**What to produce**
Go through the entries below and pick out every line with "object".

**Records provided**
· · · · ·
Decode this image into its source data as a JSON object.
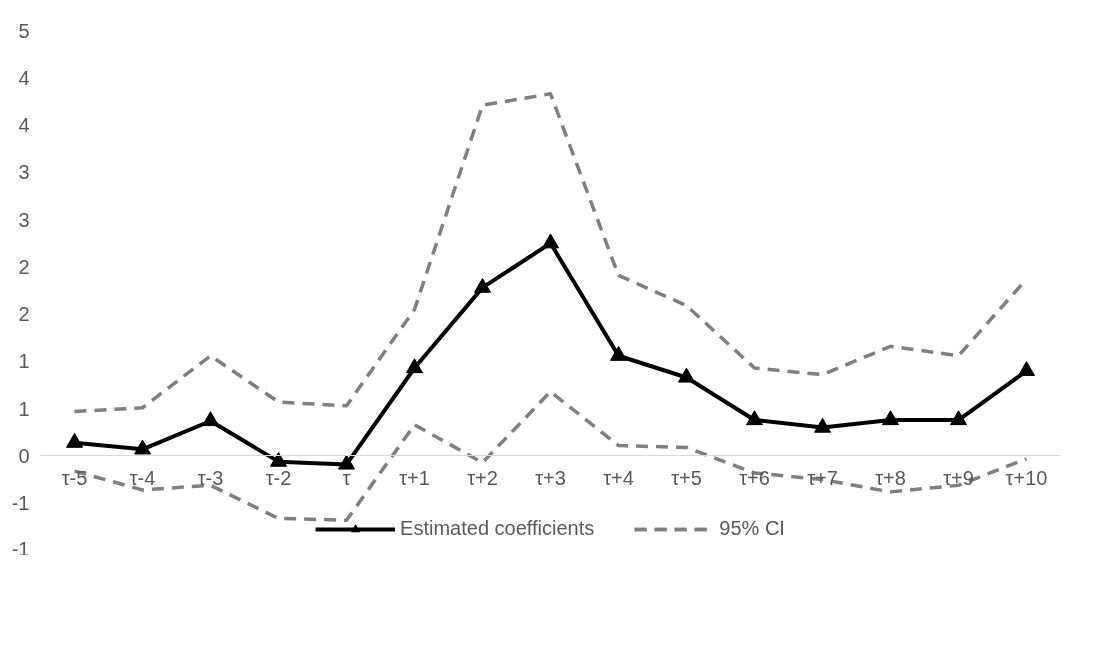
{
  "chart_data": {
    "type": "line",
    "categories": [
      "τ-5",
      "τ-4",
      "τ-3",
      "τ-2",
      "τ",
      "τ+1",
      "τ+2",
      "τ+3",
      "τ+4",
      "τ+5",
      "τ+6",
      "τ+7",
      "τ+8",
      "τ+9",
      "τ+10"
    ],
    "series": [
      {
        "name": "Estimated coefficients",
        "color": "#000000",
        "marker": "triangle",
        "line_style": "solid",
        "values": [
          0.14,
          0.07,
          0.37,
          -0.06,
          -0.09,
          0.93,
          1.78,
          2.25,
          1.06,
          0.83,
          0.38,
          0.3,
          0.38,
          0.38,
          0.9
        ]
      },
      {
        "name": "95% CI",
        "color": "#7f7f7f",
        "marker": "none",
        "line_style": "dashed",
        "values": [
          0.47,
          0.51,
          1.06,
          0.57,
          0.53,
          1.55,
          3.71,
          3.83,
          1.91,
          1.59,
          0.93,
          0.86,
          1.16,
          1.06,
          1.87
        ]
      },
      {
        "color": "#7f7f7f",
        "marker": "none",
        "line_style": "dashed",
        "values": [
          -0.16,
          -0.36,
          -0.31,
          -0.66,
          -0.68,
          0.33,
          -0.07,
          0.68,
          0.11,
          0.09,
          -0.18,
          -0.25,
          -0.38,
          -0.31,
          -0.03
        ]
      }
    ],
    "ylim": [
      -1,
      4.5
    ],
    "yticks": [
      {
        "value": -1,
        "label": "-1"
      },
      {
        "value": -0.5,
        "label": "-1"
      },
      0,
      {
        "value": 0.5,
        "label": "1"
      },
      1,
      {
        "value": 1.5,
        "label": "2"
      },
      2,
      {
        "value": 2.5,
        "label": "3"
      },
      3,
      {
        "value": 3.5,
        "label": "4"
      },
      4,
      {
        "value": 4.5,
        "label": "5"
      }
    ],
    "grid": false,
    "legend": "bottom"
  }
}
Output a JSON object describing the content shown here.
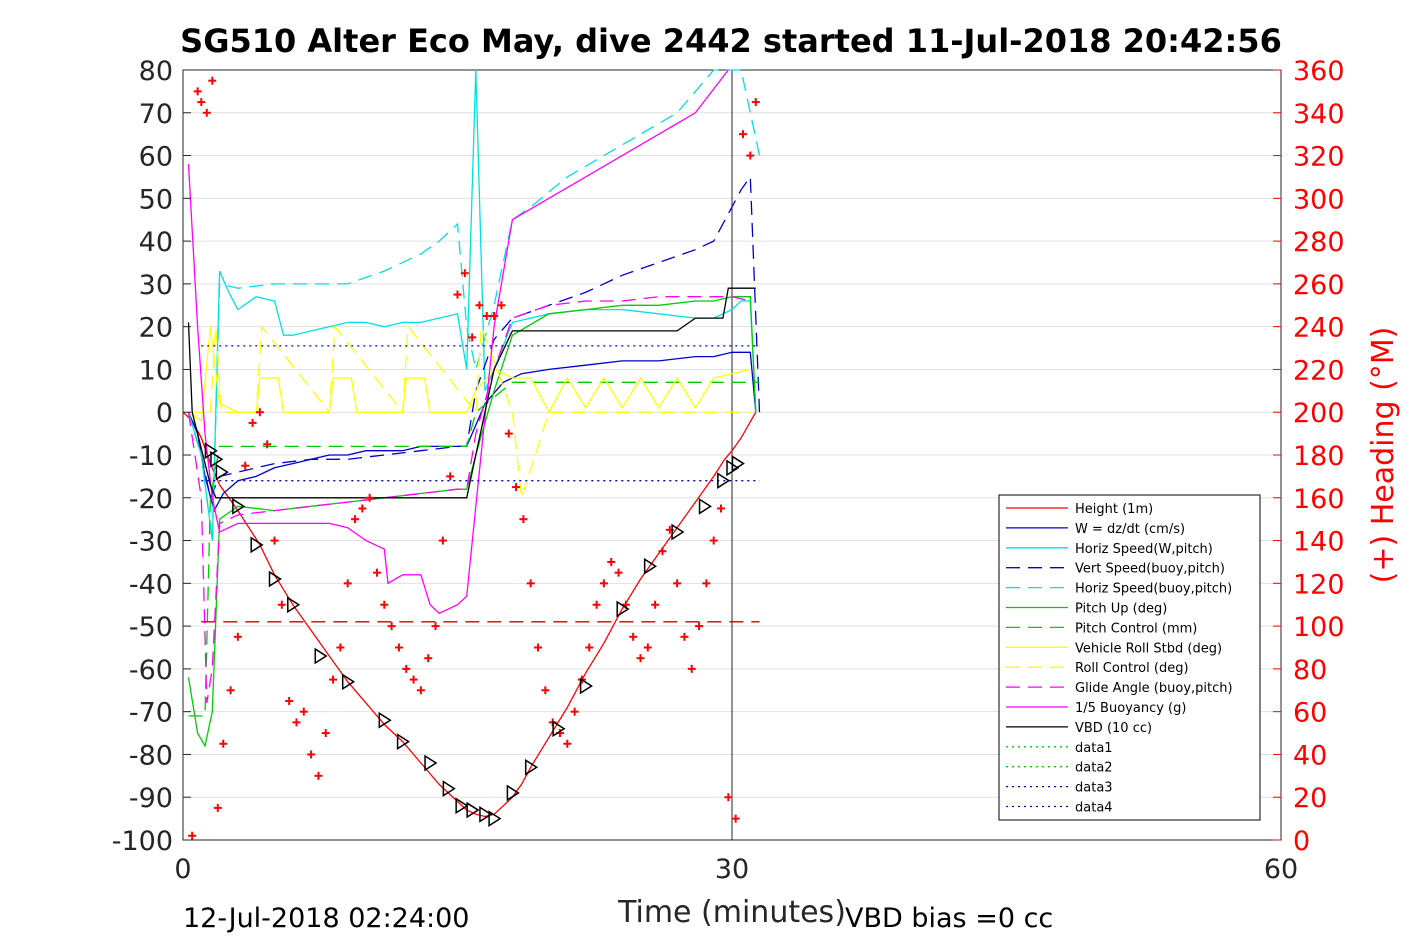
· · · · ·
**Answer below**
Decode this image into its source data as a JSON object.
Output a JSON object describing the content shown here.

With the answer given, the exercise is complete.